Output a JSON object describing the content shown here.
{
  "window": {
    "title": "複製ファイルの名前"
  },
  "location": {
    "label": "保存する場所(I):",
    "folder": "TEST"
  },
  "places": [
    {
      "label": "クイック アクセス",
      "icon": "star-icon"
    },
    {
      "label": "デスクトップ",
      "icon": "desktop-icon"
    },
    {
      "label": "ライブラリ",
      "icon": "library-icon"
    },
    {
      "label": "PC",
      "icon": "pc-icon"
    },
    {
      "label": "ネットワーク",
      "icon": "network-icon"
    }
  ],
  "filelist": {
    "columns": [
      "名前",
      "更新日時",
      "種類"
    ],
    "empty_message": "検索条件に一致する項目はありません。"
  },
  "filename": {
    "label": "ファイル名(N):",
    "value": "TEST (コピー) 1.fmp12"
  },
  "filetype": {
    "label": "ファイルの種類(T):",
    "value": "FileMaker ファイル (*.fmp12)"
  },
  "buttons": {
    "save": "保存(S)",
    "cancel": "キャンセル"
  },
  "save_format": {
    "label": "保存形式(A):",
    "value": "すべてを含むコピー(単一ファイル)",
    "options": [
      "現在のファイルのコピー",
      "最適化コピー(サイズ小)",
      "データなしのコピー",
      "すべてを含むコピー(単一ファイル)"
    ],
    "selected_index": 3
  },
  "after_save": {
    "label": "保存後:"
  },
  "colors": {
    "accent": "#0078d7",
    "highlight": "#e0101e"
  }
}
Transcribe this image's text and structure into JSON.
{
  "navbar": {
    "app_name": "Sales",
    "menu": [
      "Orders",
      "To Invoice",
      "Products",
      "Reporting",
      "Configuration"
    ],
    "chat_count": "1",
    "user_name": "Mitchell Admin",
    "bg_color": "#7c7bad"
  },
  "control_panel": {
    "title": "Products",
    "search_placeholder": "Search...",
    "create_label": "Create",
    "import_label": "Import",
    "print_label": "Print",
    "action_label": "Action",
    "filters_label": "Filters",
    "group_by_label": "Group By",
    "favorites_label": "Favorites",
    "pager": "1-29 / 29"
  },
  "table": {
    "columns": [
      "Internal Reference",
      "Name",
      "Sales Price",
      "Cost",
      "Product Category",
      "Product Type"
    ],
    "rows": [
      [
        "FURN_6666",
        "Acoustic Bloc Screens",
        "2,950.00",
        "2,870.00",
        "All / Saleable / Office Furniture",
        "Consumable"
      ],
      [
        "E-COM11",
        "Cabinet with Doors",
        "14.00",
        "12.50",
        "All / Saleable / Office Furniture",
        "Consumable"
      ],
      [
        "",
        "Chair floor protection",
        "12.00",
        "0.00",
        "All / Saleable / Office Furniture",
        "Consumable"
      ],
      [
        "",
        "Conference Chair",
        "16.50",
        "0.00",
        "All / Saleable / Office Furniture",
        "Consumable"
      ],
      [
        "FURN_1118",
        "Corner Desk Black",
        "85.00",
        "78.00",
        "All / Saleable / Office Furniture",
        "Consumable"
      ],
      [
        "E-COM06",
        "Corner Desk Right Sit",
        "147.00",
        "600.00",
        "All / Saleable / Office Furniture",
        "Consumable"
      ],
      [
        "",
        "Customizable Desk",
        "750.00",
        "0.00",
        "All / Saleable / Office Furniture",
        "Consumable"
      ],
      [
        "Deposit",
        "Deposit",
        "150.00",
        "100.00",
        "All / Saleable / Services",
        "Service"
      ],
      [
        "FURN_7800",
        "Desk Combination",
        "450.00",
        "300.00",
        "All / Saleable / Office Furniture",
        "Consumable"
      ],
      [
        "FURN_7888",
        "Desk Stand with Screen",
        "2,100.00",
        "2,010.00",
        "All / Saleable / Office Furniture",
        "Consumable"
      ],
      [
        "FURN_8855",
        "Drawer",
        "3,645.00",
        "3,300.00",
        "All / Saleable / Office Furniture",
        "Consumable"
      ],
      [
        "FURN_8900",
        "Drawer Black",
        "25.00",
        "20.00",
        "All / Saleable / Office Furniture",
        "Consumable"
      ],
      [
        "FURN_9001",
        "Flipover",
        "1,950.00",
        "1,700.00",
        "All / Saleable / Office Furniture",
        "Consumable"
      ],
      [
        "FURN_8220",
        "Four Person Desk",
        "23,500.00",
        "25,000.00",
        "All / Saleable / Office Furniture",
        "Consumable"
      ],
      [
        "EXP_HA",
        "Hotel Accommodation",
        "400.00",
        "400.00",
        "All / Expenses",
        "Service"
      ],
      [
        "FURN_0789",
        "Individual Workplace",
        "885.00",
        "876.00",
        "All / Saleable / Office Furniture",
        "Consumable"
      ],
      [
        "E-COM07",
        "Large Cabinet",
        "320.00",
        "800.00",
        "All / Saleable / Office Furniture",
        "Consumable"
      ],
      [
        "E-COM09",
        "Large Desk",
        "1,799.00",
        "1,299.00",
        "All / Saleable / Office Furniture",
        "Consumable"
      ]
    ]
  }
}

Goal »
The records above need to be transcribed in full. Keep every character unchanged.

The result »
Output a JSON object describing the content shown here.
{
  "window": {
    "title": "複製ファイルの名前"
  },
  "location": {
    "label": "保存する場所(I):",
    "folder": "TEST"
  },
  "places": [
    {
      "label": "クイック アクセス",
      "icon": "star-icon"
    },
    {
      "label": "デスクトップ",
      "icon": "desktop-icon"
    },
    {
      "label": "ライブラリ",
      "icon": "library-icon"
    },
    {
      "label": "PC",
      "icon": "pc-icon"
    },
    {
      "label": "ネットワーク",
      "icon": "network-icon"
    }
  ],
  "filelist": {
    "columns": [
      "名前",
      "更新日時",
      "種類"
    ],
    "empty_message": "検索条件に一致する項目はありません。"
  },
  "filename": {
    "label": "ファイル名(N):",
    "value": "TEST (コピー) 1.fmp12"
  },
  "filetype": {
    "label": "ファイルの種類(T):",
    "value": "FileMaker ファイル (*.fmp12)"
  },
  "buttons": {
    "save": "保存(S)",
    "cancel": "キャンセル"
  },
  "save_format": {
    "label": "保存形式(A):",
    "value": "すべてを含むコピー(単一ファイル)",
    "options": [
      "現在のファイルのコピー",
      "最適化コピー(サイズ小)",
      "データなしのコピー",
      "すべてを含むコピー(単一ファイル)"
    ],
    "selected_index": 3
  },
  "after_save": {
    "label": "保存後:"
  },
  "colors": {
    "accent": "#0078d7",
    "highlight": "#e0101e"
  }
}
Transcribe this image's text and structure into JSON.
{
  "navbar": {
    "app_name": "Sales",
    "menu": [
      "Orders",
      "To Invoice",
      "Products",
      "Reporting",
      "Configuration"
    ],
    "chat_count": "1",
    "user_name": "Mitchell Admin",
    "bg_color": "#7c7bad"
  },
  "control_panel": {
    "title": "Products",
    "search_placeholder": "Search...",
    "create_label": "Create",
    "import_label": "Import",
    "print_label": "Print",
    "action_label": "Action",
    "filters_label": "Filters",
    "group_by_label": "Group By",
    "favorites_label": "Favorites",
    "pager": "1-29 / 29"
  },
  "table": {
    "columns": [
      "Internal Reference",
      "Name",
      "Sales Price",
      "Cost",
      "Product Category",
      "Product Type"
    ],
    "rows": [
      [
        "FURN_6666",
        "Acoustic Bloc Screens",
        "2,950.00",
        "2,870.00",
        "All / Saleable / Office Furniture",
        "Consumable"
      ],
      [
        "E-COM11",
        "Cabinet with Doors",
        "14.00",
        "12.50",
        "All / Saleable / Office Furniture",
        "Consumable"
      ],
      [
        "",
        "Chair floor protection",
        "12.00",
        "0.00",
        "All / Saleable / Office Furniture",
        "Consumable"
      ],
      [
        "",
        "Conference Chair",
        "16.50",
        "0.00",
        "All / Saleable / Office Furniture",
        "Consumable"
      ],
      [
        "FURN_1118",
        "Corner Desk Black",
        "85.00",
        "78.00",
        "All / Saleable / Office Furniture",
        "Consumable"
      ],
      [
        "E-COM06",
        "Corner Desk Right Sit",
        "147.00",
        "600.00",
        "All / Saleable / Office Furniture",
        "Consumable"
      ],
      [
        "",
        "Customizable Desk",
        "750.00",
        "0.00",
        "All / Saleable / Office Furniture",
        "Consumable"
      ],
      [
        "Deposit",
        "Deposit",
        "150.00",
        "100.00",
        "All / Saleable / Services",
        "Service"
      ],
      [
        "FURN_7800",
        "Desk Combination",
        "450.00",
        "300.00",
        "All / Saleable / Office Furniture",
        "Consumable"
      ],
      [
        "FURN_7888",
        "Desk Stand with Screen",
        "2,100.00",
        "2,010.00",
        "All / Saleable / Office Furniture",
        "Consumable"
      ],
      [
        "FURN_8855",
        "Drawer",
        "3,645.00",
        "3,300.00",
        "All / Saleable / Office Furniture",
        "Consumable"
      ],
      [
        "FURN_8900",
        "Drawer Black",
        "25.00",
        "20.00",
        "All / Saleable / Office Furniture",
        "Consumable"
      ],
      [
        "FURN_9001",
        "Flipover",
        "1,950.00",
        "1,700.00",
        "All / Saleable / Office Furniture",
        "Consumable"
      ],
      [
        "FURN_8220",
        "Four Person Desk",
        "23,500.00",
        "25,000.00",
        "All / Saleable / Office Furniture",
        "Consumable"
      ],
      [
        "EXP_HA",
        "Hotel Accommodation",
        "400.00",
        "400.00",
        "All / Expenses",
        "Service"
      ],
      [
        "FURN_0789",
        "Individual Workplace",
        "885.00",
        "876.00",
        "All / Saleable / Office Furniture",
        "Consumable"
      ],
      [
        "E-COM07",
        "Large Cabinet",
        "320.00",
        "800.00",
        "All / Saleable / Office Furniture",
        "Consumable"
      ],
      [
        "E-COM09",
        "Large Desk",
        "1,799.00",
        "1,299.00",
        "All / Saleable / Office Furniture",
        "Consumable"
      ]
    ]
  }
}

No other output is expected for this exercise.